# STORED DATA start

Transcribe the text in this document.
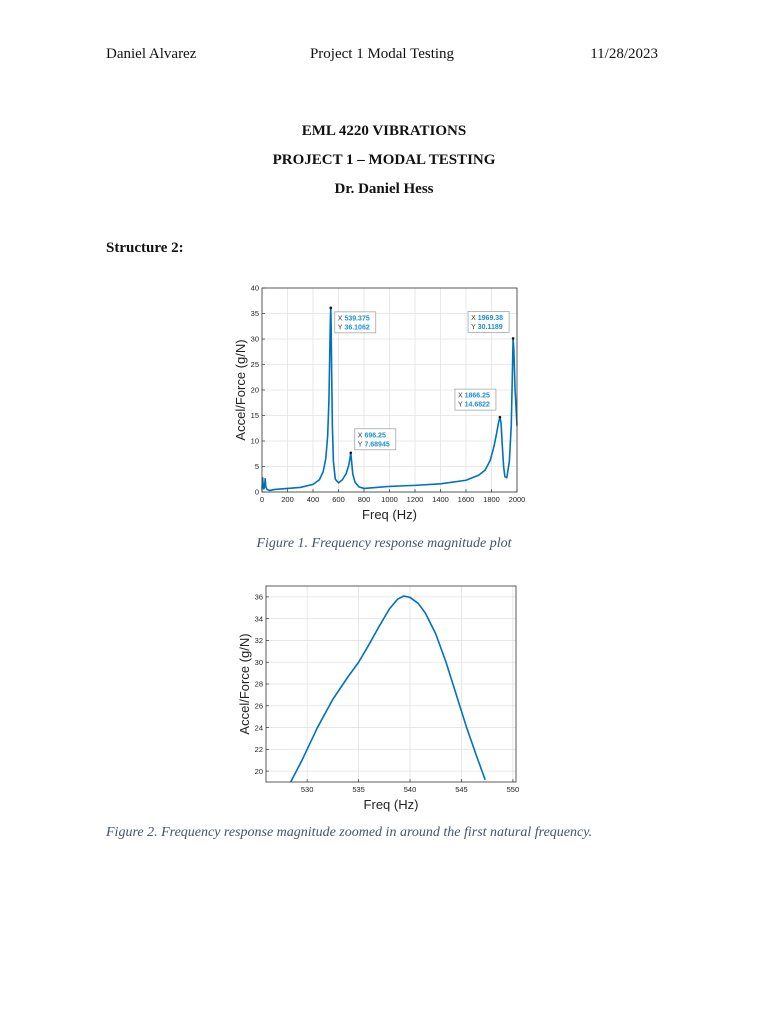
Daniel Alvarez	Project 1 Modal Testing	11/28/2023
EML 4220 VIBRATIONS
PROJECT 1 – MODAL TESTING
Dr. Daniel Hess
Structure 2:
0 200 400 600 800 1000 1200 1400 1600 1800 2000
0
5
10
15
20
25
30
35
40
Freq (Hz)
Accel/Force (g/N)
X 539.375
Y 36.1062
X 696.25
Y 7.68945
X 1866.25
Y 14.6822
X 1969.38
Y 30.1189
Figure 1. Frequency response magnitude plot
530	535	540	545	550
20
22
24
26
28
30
32
34
36
Freq (Hz)
Accel/Force (g/N)
Figure 2. Frequency response magnitude zoomed in around the first natural frequency.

# STORED DATA end

### EXERCISE DETAILS
State how many lines of the listing above hold the word "magnitude", with nothing but the number.

### EXPECTED ANSWER
2